Excerpted records —

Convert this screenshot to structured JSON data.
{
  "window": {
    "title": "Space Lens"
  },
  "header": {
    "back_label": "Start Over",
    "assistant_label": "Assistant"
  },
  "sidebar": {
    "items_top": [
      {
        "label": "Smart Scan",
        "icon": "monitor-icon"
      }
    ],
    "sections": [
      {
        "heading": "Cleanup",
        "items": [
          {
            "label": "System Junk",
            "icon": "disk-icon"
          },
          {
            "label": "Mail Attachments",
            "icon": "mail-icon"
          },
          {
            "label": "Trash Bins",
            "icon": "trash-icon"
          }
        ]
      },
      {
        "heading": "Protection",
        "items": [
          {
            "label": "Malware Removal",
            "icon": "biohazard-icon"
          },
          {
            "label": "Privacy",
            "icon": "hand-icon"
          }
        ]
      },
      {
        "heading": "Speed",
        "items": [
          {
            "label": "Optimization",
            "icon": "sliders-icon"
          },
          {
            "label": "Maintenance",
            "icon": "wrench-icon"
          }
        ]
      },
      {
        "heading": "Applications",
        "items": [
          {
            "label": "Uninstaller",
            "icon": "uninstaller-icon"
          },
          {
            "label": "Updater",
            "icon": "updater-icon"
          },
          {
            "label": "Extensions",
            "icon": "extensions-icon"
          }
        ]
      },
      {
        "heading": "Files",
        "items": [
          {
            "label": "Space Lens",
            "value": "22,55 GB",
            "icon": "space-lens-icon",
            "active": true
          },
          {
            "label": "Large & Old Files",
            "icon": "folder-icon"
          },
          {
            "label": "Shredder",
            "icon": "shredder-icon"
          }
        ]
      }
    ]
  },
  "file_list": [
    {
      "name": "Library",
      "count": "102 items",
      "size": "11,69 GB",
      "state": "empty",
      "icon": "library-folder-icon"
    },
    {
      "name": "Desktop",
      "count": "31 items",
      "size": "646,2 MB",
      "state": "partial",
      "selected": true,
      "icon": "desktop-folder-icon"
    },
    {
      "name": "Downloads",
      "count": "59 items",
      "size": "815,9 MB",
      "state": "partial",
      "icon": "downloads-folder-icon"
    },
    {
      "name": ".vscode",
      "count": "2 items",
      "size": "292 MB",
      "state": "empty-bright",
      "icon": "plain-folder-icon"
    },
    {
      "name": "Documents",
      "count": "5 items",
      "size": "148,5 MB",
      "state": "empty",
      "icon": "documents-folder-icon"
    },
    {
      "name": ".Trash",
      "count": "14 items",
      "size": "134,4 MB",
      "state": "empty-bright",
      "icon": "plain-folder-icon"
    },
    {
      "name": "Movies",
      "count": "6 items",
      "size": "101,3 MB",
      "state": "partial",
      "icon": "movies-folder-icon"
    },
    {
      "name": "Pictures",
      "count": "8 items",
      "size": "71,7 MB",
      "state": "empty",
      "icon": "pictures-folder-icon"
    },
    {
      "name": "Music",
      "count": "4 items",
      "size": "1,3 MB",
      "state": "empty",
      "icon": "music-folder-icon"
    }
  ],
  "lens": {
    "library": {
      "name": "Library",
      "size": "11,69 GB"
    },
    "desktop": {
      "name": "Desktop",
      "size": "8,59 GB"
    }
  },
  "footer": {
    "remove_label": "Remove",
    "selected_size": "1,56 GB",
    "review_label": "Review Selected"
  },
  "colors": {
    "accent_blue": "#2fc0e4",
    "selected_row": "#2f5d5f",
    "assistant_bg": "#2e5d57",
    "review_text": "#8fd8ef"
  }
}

...

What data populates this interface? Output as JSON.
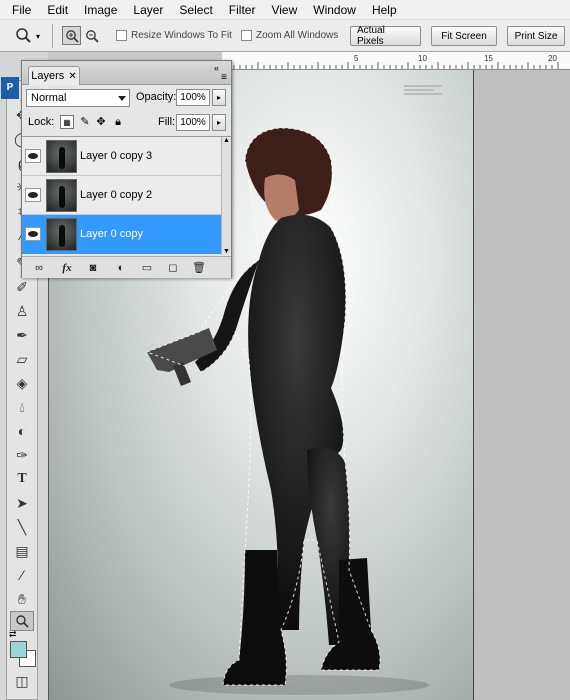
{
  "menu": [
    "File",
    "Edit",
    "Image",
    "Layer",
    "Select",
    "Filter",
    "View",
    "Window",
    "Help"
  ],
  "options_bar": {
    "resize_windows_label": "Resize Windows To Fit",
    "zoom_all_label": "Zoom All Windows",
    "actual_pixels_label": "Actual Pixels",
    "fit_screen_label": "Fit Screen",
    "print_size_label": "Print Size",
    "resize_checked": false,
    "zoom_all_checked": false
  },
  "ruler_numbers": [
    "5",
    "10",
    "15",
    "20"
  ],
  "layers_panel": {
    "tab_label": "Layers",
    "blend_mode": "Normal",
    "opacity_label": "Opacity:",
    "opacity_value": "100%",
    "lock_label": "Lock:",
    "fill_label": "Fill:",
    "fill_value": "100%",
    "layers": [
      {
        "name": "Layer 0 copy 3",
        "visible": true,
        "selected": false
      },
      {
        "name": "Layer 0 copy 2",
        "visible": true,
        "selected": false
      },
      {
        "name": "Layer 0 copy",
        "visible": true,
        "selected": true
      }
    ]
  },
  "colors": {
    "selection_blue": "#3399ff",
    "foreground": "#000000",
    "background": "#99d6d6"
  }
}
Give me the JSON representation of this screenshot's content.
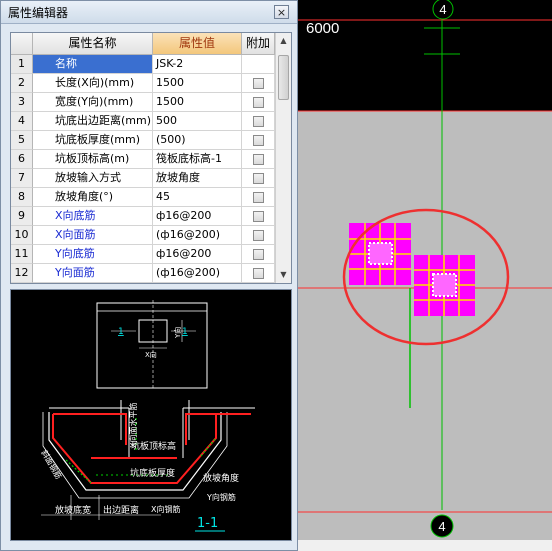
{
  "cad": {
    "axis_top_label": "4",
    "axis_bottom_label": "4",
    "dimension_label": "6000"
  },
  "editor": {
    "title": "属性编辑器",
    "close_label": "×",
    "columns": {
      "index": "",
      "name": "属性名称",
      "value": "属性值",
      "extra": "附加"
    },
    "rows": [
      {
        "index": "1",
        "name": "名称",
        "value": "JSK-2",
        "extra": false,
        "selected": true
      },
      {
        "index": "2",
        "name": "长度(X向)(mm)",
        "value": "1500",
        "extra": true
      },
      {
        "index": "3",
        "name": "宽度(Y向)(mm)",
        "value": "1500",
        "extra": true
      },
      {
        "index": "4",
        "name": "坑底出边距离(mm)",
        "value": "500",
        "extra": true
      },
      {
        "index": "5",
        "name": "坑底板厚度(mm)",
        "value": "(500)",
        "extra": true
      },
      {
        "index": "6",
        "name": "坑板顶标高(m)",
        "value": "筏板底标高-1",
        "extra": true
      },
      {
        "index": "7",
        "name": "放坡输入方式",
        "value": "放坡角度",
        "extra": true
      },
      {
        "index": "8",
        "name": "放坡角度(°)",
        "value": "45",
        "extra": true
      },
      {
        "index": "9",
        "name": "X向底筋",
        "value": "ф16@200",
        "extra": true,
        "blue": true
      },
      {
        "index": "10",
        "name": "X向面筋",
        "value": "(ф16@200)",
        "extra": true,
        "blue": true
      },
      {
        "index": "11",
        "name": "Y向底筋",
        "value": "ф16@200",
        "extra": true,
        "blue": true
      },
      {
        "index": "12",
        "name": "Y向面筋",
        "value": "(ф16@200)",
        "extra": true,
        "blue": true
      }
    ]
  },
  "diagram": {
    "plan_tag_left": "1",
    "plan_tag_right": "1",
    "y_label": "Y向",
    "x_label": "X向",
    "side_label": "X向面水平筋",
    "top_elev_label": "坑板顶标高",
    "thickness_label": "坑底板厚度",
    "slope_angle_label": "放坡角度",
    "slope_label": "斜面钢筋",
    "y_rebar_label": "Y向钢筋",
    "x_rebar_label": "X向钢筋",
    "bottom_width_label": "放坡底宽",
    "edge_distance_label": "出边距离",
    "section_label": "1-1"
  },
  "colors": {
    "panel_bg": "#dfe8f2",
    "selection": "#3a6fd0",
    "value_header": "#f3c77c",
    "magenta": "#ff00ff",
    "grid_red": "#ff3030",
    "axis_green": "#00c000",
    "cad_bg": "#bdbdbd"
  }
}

Required task —
Check each line of the data above for the string "false", then report how many lines have it, with no other words.

Full answer —
5